▶ _Exercise task_
Give back only the lines from the one with "Serialize everything readable" through the last line of the data, exactly as they appear.

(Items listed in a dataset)

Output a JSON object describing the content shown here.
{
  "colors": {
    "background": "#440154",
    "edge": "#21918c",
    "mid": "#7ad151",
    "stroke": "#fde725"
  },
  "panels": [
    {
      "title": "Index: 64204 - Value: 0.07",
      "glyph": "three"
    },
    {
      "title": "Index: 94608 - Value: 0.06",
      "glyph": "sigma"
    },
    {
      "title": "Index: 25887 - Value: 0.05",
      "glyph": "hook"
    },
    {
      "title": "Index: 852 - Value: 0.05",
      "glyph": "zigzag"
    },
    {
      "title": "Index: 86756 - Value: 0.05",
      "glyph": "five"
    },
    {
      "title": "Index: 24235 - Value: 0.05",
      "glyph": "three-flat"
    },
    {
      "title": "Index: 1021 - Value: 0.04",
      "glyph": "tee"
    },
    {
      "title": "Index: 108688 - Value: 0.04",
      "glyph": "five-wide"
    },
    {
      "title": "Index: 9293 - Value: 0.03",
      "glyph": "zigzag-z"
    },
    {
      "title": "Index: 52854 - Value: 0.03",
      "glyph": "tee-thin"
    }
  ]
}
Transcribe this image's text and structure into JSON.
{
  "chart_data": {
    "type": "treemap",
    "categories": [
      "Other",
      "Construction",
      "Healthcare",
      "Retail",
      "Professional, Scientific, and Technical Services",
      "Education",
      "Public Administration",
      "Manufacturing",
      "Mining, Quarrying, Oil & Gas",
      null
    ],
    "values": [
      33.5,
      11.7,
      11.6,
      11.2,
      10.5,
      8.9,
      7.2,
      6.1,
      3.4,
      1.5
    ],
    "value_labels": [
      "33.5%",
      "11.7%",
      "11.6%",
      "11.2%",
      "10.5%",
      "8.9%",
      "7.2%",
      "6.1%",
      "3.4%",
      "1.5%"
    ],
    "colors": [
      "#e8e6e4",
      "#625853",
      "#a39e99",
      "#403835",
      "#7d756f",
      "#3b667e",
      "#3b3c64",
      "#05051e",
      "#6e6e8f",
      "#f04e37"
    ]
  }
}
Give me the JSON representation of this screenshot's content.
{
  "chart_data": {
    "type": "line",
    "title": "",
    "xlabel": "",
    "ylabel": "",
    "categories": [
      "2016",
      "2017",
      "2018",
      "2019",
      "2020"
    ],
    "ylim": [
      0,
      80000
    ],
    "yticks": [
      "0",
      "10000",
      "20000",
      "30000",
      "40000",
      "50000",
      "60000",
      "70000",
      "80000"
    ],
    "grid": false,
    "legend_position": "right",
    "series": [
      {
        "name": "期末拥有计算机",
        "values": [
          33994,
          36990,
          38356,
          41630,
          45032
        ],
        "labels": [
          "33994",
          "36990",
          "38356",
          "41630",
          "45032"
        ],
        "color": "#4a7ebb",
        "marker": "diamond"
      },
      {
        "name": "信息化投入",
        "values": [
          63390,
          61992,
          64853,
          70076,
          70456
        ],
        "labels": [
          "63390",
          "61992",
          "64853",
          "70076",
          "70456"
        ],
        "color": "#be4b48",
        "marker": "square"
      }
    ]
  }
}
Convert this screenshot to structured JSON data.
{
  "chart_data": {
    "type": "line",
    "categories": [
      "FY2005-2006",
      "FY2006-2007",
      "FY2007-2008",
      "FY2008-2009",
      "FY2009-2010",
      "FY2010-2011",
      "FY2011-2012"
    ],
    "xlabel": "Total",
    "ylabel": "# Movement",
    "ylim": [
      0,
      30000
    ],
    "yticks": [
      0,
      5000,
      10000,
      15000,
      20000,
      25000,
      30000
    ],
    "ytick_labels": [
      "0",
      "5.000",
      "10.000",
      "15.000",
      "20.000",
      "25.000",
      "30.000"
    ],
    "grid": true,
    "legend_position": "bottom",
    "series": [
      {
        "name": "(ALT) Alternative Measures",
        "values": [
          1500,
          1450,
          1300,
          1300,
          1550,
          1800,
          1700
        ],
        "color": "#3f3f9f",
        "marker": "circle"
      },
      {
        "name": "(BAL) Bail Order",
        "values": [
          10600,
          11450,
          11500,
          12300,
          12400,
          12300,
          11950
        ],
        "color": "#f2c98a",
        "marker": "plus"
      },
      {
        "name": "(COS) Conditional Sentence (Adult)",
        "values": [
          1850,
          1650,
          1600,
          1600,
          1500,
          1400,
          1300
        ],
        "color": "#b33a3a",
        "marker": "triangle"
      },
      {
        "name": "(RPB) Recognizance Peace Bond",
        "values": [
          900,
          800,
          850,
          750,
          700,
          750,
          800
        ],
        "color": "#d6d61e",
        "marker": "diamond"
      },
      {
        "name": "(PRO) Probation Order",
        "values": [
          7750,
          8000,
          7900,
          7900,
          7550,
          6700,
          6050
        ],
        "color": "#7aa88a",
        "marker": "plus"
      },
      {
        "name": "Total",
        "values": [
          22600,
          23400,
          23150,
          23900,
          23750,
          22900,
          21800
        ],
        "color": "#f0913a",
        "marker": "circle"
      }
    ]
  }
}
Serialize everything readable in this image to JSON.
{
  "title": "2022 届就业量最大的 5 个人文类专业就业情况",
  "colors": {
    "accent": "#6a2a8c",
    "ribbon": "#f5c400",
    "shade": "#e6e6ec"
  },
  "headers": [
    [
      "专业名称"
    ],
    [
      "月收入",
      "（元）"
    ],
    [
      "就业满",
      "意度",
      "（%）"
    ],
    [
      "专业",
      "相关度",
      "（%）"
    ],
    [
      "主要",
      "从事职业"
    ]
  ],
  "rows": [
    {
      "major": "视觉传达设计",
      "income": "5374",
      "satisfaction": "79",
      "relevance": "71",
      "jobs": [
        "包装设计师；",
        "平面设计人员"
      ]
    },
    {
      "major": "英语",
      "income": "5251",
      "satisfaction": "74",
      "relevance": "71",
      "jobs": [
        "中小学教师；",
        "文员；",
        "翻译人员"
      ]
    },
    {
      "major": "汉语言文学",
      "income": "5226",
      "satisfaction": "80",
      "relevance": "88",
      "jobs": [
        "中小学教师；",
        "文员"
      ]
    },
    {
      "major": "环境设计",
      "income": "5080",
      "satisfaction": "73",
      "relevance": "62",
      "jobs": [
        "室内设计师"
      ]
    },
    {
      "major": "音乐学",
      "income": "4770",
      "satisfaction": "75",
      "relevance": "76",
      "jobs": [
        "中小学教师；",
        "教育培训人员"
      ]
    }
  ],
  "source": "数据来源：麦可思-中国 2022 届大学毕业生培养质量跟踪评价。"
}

▶ _Solution for this problem_
Serialize everything readable in this image to JSON.
{
  "title": "2022 届就业量最大的 5 个人文类专业就业情况",
  "colors": {
    "accent": "#6a2a8c",
    "ribbon": "#f5c400",
    "shade": "#e6e6ec"
  },
  "headers": [
    [
      "专业名称"
    ],
    [
      "月收入",
      "（元）"
    ],
    [
      "就业满",
      "意度",
      "（%）"
    ],
    [
      "专业",
      "相关度",
      "（%）"
    ],
    [
      "主要",
      "从事职业"
    ]
  ],
  "rows": [
    {
      "major": "视觉传达设计",
      "income": "5374",
      "satisfaction": "79",
      "relevance": "71",
      "jobs": [
        "包装设计师；",
        "平面设计人员"
      ]
    },
    {
      "major": "英语",
      "income": "5251",
      "satisfaction": "74",
      "relevance": "71",
      "jobs": [
        "中小学教师；",
        "文员；",
        "翻译人员"
      ]
    },
    {
      "major": "汉语言文学",
      "income": "5226",
      "satisfaction": "80",
      "relevance": "88",
      "jobs": [
        "中小学教师；",
        "文员"
      ]
    },
    {
      "major": "环境设计",
      "income": "5080",
      "satisfaction": "73",
      "relevance": "62",
      "jobs": [
        "室内设计师"
      ]
    },
    {
      "major": "音乐学",
      "income": "4770",
      "satisfaction": "75",
      "relevance": "76",
      "jobs": [
        "中小学教师；",
        "教育培训人员"
      ]
    }
  ],
  "source": "数据来源：麦可思-中国 2022 届大学毕业生培养质量跟踪评价。"
}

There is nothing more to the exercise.